Because the pictures are not wanted, give back only the exact text of every entry below.
::: DATA PROVIDED
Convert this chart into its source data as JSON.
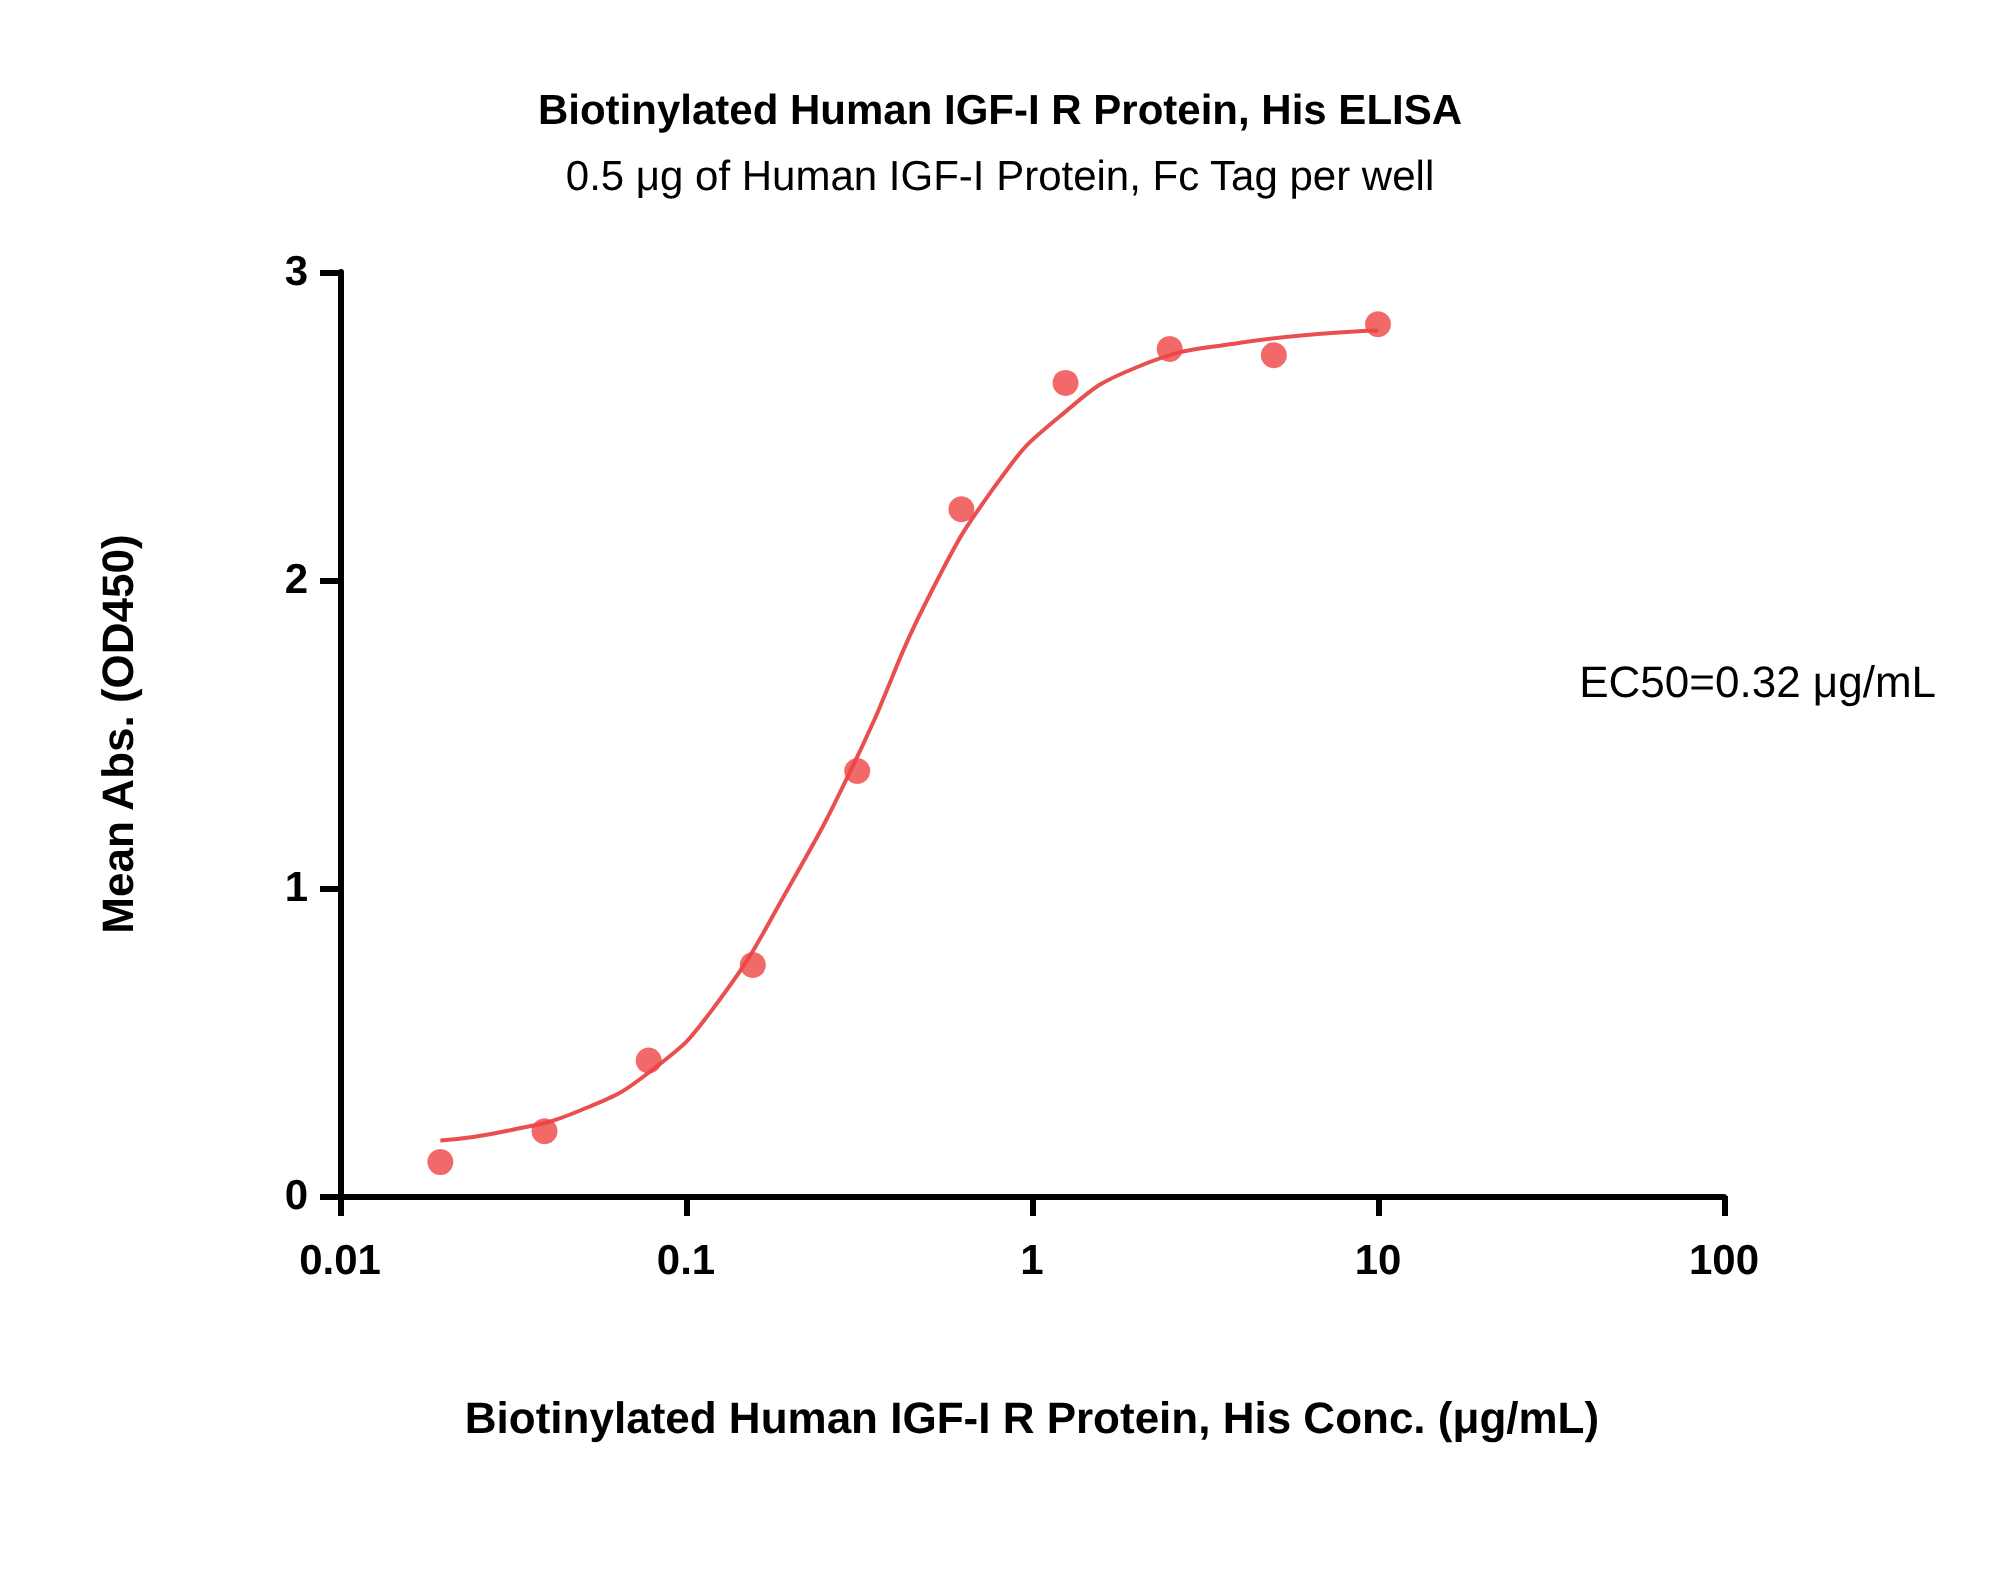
{
  "chart_data": {
    "type": "scatter",
    "title": "Biotinylated Human IGF-I R Protein, His ELISA",
    "subtitle": "0.5 μg of Human IGF-I Protein, Fc Tag per well",
    "xlabel": "Biotinylated Human IGF-I R Protein, His Conc. (μg/mL)",
    "ylabel": "Mean Abs. (OD450)",
    "annotations": [
      "EC50=0.32 μg/mL"
    ],
    "log": "x",
    "xlim": [
      0.01,
      100
    ],
    "xticks": [
      0.01,
      0.1,
      1,
      10,
      100
    ],
    "ylim": [
      0,
      3
    ],
    "yticks": [
      0,
      1,
      2,
      3
    ],
    "grid": false,
    "series": [
      {
        "marker": "circle",
        "color": "#ef4444",
        "x": [
          0.0195,
          0.039,
          0.078,
          0.156,
          0.3125,
          0.625,
          1.25,
          2.5,
          5,
          10
        ],
        "values": [
          0.11,
          0.21,
          0.44,
          0.75,
          1.38,
          2.23,
          2.64,
          2.75,
          2.73,
          2.83
        ]
      },
      {
        "type": "line",
        "marker": "none",
        "color": "#e85050",
        "x": [
          0.0195,
          0.03,
          0.05,
          0.08,
          0.12,
          0.2,
          0.32,
          0.5,
          0.8,
          1.2,
          2,
          4,
          10
        ],
        "values": [
          0.18,
          0.21,
          0.28,
          0.41,
          0.61,
          1.01,
          1.45,
          1.94,
          2.32,
          2.53,
          2.69,
          2.77,
          2.81
        ]
      }
    ]
  }
}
::::::
RESPONSE FOR THIS EXERCISE:
Convert this chart into its source data as JSON.
{
  "chart_data": {
    "type": "scatter",
    "title": "Biotinylated Human IGF-I R Protein, His ELISA",
    "subtitle": "0.5 μg of Human IGF-I Protein, Fc Tag per well",
    "xlabel": "Biotinylated Human IGF-I R Protein, His Conc. (μg/mL)",
    "ylabel": "Mean Abs. (OD450)",
    "annotations": [
      "EC50=0.32 μg/mL"
    ],
    "log": "x",
    "xlim": [
      0.01,
      100
    ],
    "xticks": [
      0.01,
      0.1,
      1,
      10,
      100
    ],
    "ylim": [
      0,
      3
    ],
    "yticks": [
      0,
      1,
      2,
      3
    ],
    "grid": false,
    "series": [
      {
        "marker": "circle",
        "color": "#ef4444",
        "x": [
          0.0195,
          0.039,
          0.078,
          0.156,
          0.3125,
          0.625,
          1.25,
          2.5,
          5,
          10
        ],
        "values": [
          0.11,
          0.21,
          0.44,
          0.75,
          1.38,
          2.23,
          2.64,
          2.75,
          2.73,
          2.83
        ]
      },
      {
        "type": "line",
        "marker": "none",
        "color": "#e85050",
        "x": [
          0.0195,
          0.03,
          0.05,
          0.08,
          0.12,
          0.2,
          0.32,
          0.5,
          0.8,
          1.2,
          2,
          4,
          10
        ],
        "values": [
          0.18,
          0.21,
          0.28,
          0.41,
          0.61,
          1.01,
          1.45,
          1.94,
          2.32,
          2.53,
          2.69,
          2.77,
          2.81
        ]
      }
    ]
  }
}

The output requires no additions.